Work would be my life now.

Turns out, I was right.

While it’s hard processing — let alone writing about — something I’m very much in the middle of, I can report that from the time Shuai and I wake up at 7 a.m. until we go to bed at 2 a.m. our days are entirely filled by the restaurant.

Opening week, as excited Short Grain regulars streamed through our doors, I was barely convinced we could serve family meals let alone a full slammed service. Yet every guest wanted to know how excited I was to finally be here. I bared my teeth in what I hoped was a decent approximation of a smile. While they marveled at the glitter in the floor stain and our bunny wallpaper — granted, the wallpaper is dope — all I could see were the faults. Tables not being cleared. Food being misdelivered. Bare walls where I had yet to find the perfect tchotchke to hang.

It didn’t help that Shuai and I were subsisting entirely on coffee and adrenaline. Our one meal of the day was consumed at midnight. A huge bowl of restaurant castoffs — rice, random proteins, lots of chili oil — eaten as much out of hunger as stress relief. It also left us with such wicked heartburn upon waking, that we began popping TUMS before we went to bed.

Shortly around opening, a friend swung by with sandwiches and fresh juices for us and I immediately regretted every time I “meant to” bring food to friends who opened businesses or went through a health scare or lost a family member. Because while everyone generously offers to help, only a few send flowers or drop off treats. And on a day when nothing is going right, fresh baked pie never goes wrong and reminds you that there is still goodness to be had outside this thing that is sucking your life force.

## Extracted material

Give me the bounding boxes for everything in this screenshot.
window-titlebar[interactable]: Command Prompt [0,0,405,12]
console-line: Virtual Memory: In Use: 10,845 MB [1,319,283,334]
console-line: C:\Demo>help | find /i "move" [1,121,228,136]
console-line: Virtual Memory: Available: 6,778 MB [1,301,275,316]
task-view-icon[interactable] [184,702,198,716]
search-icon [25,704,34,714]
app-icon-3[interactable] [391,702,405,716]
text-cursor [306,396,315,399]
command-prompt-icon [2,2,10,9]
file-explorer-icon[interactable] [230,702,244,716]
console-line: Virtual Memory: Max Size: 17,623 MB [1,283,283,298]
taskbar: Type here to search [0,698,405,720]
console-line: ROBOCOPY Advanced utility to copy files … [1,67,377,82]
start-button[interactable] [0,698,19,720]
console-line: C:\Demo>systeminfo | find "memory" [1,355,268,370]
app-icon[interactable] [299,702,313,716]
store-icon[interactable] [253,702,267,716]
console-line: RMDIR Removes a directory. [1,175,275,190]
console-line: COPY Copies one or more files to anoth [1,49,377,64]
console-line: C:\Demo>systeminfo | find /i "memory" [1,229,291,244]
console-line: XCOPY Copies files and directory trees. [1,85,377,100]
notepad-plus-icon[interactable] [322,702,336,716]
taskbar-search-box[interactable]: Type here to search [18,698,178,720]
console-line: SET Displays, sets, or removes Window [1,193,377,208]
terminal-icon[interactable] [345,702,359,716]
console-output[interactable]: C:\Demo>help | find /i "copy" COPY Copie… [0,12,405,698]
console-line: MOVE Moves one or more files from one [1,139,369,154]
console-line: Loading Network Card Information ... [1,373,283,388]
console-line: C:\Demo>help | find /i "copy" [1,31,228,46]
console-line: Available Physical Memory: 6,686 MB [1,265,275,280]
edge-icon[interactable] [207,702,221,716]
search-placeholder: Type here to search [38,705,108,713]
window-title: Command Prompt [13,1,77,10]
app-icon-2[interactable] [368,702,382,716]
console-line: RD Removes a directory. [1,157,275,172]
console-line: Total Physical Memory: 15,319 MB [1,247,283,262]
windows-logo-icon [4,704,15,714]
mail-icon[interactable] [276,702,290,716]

## Directions for this task
In the text about opening the restaurant, when did the writer and Shuai eat their one meal of the day?

## Solution to the problem
At midnight.